We’ll continue with our spaghetti plot approach for Figure 8.7. Again, when we made the JN technique plot for Chapter 7, we computed values for the posterior mean and the 95% intervals. Because the intervals follow a bowtie shape, we had to compute the \(Y\)-values for many values across the x-axis in order to make the curve look smooth. But as long as we stick with the spaghetti plot approach, all we need are the values at the endpoints of each iteration. Although each line is straight, the combination of many lines is what produces the bowtie effect.
# here is our primary data object
post <-
posterior_samples(model3) %>%
transmute(at_15 = b_negemot + `b_negemot:age`*15,
at_90 = b_negemot + `b_negemot:age`*90,
iter = 1:n()) %>%
gather(key, value, -iter) %>%
rename(age = key) %>%
mutate(age = str_remove(age, "at_") %>% as.double())
# Here we compute the points for the posterior mean
post_means <-
post %>%
group_by(age) %>%
summarize(value = mean(value)) %>%
mutate(iter = 0)
# the plot
post %>%
filter(iter < 501) %>%
ggplot(aes(x = age, y = value, group = iter)) +
geom_line(color = ochre_palettes[["olsen_qual"]][1],
alpha = 1/12) +
geom_line(data = post_means,
color = ochre_palettes[["olsen_qual"]][3],
size = 1.1) +
scale_y_continuous(breaks = seq(from = -.25, to = 1, by = .25)) +
coord_cartesian(xlim = c(20, 85),
ylim = c(-.25, 1)) +
labs(subtitle = "Each orange line is the consequence of one of 1000 posterior draws. All are\ncredible regression lines for the data, but because they are semitransparent,\nthe most credible regions are the ones with the darkest color. The line\ncorresponding to the posterior mean is in red-orange.",
x = expression(paste("Age (", italic("W"), ")")),
y = "Conditional Effects of Negative Emotions on\nSupport for Government Action") +
theme_08

Items from a data source:
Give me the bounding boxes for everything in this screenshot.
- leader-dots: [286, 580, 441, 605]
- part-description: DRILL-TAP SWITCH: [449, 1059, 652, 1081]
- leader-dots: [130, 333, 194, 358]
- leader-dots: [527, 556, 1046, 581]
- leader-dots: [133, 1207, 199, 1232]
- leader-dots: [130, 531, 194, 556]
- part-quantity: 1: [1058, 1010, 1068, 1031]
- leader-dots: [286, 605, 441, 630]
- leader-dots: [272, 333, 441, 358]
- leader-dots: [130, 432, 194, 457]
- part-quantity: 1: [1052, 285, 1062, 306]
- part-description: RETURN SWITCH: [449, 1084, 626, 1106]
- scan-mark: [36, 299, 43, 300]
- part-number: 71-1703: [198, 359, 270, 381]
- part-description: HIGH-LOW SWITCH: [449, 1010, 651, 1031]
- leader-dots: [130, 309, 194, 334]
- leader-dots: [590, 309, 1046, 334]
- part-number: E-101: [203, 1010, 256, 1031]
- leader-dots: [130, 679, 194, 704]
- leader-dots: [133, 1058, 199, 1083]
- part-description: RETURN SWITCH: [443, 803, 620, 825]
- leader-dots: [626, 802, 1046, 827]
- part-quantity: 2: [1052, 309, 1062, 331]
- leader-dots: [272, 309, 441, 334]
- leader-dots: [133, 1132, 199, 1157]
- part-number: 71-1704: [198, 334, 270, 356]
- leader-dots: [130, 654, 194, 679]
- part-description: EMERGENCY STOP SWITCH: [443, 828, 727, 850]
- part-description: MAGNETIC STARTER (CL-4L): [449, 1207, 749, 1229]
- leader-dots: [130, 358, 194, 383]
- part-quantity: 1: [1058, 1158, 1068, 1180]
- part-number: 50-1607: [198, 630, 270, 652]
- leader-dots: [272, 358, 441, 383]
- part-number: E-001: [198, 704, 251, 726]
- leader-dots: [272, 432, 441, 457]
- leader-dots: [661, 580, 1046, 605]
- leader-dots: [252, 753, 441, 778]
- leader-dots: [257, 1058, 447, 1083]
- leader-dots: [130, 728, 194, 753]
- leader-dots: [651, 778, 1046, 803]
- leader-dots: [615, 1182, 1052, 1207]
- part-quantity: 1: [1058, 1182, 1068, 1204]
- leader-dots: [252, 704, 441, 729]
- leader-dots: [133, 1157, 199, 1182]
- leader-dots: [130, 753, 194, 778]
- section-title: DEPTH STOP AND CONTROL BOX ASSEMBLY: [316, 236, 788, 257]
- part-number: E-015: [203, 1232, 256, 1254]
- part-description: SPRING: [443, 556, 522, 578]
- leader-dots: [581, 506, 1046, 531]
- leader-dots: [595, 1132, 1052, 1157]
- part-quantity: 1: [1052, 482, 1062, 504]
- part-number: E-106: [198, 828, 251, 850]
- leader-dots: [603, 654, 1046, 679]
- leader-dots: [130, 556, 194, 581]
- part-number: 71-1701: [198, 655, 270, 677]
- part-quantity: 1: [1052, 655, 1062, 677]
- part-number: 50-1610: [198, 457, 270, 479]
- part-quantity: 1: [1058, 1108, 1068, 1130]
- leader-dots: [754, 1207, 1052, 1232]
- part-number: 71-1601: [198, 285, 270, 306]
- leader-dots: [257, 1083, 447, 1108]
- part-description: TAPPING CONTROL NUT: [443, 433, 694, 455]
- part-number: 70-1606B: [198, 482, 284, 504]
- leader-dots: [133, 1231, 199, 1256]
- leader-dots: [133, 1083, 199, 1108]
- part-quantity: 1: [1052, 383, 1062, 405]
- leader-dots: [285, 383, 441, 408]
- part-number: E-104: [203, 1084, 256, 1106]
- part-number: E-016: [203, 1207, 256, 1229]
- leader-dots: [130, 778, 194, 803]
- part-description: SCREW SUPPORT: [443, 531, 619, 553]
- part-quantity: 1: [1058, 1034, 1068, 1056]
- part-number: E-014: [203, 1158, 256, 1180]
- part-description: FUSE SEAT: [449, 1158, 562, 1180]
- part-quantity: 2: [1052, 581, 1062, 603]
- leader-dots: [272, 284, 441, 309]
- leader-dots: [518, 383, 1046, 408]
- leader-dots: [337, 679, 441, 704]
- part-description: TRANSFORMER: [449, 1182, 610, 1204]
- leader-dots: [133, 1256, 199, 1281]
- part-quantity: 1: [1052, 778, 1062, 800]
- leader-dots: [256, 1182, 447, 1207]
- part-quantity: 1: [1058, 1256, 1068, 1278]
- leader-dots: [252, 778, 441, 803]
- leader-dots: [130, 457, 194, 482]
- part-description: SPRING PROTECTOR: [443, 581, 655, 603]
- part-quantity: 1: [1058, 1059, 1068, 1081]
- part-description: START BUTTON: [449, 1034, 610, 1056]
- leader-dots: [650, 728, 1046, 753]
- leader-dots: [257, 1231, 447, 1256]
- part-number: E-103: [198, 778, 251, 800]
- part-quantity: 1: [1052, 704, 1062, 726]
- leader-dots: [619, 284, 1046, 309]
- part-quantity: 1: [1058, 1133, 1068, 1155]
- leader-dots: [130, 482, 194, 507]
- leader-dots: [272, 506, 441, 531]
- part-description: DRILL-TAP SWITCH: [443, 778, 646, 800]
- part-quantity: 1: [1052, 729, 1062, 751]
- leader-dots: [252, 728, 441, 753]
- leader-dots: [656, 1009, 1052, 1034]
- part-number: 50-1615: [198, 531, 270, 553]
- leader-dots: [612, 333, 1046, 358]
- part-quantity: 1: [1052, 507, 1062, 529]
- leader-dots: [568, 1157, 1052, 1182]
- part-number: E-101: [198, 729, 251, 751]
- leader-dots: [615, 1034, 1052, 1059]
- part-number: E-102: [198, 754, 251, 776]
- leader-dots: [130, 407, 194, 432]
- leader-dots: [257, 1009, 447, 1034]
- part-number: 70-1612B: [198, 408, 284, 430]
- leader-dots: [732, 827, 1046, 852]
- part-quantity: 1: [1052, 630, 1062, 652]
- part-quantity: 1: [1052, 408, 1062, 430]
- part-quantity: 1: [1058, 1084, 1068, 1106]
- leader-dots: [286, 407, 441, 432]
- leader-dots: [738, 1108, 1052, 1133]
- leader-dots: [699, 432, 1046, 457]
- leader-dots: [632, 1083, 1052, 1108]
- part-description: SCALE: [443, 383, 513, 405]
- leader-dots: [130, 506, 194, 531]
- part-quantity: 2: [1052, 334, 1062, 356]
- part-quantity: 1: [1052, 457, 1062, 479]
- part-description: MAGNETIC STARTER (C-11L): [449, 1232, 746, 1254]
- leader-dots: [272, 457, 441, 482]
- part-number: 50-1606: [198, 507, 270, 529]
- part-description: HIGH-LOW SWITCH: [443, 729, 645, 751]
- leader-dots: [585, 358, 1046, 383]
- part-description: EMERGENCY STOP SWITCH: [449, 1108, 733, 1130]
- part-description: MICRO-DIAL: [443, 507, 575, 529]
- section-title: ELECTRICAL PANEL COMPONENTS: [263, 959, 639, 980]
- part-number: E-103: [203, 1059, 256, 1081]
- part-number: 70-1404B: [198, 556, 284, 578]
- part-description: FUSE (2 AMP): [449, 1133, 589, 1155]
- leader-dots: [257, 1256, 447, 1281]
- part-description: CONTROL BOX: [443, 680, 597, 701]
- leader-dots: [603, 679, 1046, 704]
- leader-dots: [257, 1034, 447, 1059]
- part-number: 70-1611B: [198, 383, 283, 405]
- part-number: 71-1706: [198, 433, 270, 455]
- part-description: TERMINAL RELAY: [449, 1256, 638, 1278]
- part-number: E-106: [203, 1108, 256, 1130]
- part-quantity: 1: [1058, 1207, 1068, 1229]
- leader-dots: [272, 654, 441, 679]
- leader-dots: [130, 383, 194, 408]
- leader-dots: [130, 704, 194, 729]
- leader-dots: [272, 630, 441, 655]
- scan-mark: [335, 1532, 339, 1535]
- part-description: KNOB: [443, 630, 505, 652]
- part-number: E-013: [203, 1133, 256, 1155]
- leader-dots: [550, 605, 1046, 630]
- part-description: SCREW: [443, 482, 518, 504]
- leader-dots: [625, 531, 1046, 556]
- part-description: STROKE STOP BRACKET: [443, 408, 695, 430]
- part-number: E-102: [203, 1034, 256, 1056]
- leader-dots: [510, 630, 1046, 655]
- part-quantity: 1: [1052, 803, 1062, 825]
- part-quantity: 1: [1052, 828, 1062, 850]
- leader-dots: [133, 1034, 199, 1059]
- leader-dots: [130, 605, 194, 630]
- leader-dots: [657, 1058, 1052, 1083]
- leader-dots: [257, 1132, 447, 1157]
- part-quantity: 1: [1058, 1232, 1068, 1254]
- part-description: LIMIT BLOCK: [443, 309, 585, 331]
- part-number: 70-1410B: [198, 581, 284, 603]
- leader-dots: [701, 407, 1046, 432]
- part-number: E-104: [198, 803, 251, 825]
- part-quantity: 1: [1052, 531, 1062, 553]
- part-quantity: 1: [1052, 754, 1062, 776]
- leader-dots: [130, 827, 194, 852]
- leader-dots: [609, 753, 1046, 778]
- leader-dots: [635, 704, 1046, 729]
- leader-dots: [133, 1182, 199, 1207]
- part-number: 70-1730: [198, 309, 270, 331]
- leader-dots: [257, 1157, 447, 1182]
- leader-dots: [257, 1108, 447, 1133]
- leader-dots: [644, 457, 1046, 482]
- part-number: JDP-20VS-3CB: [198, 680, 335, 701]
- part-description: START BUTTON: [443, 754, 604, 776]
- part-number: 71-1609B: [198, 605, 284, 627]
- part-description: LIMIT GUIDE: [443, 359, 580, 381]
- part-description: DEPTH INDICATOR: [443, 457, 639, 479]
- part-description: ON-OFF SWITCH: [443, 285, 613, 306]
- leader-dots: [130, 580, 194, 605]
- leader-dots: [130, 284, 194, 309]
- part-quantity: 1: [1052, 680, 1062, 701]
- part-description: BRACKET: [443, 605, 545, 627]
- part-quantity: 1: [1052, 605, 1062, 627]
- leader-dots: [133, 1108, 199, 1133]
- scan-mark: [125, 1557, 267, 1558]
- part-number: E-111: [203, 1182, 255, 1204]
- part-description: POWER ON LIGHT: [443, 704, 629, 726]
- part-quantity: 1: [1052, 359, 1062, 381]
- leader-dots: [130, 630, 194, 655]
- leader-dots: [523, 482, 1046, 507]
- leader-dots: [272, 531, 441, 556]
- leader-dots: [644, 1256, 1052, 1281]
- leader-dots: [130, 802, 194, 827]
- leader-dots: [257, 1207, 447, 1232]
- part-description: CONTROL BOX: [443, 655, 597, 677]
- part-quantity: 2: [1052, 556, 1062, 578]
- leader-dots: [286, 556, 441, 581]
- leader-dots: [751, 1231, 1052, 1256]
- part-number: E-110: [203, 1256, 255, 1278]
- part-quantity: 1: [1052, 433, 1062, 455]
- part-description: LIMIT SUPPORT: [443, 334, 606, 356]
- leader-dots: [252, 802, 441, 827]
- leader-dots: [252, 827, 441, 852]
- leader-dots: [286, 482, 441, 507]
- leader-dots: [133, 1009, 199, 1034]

§ Stated goal
In the excerpt on the spaghetti plot, translate this sentence into Spanish: "Although each line is straight, the combination of many lines is what produces the bowtie effect."

§ Solution for this task
Aunque cada línea es recta, la combinación de muchas líneas es lo que produce el efecto de pajarita.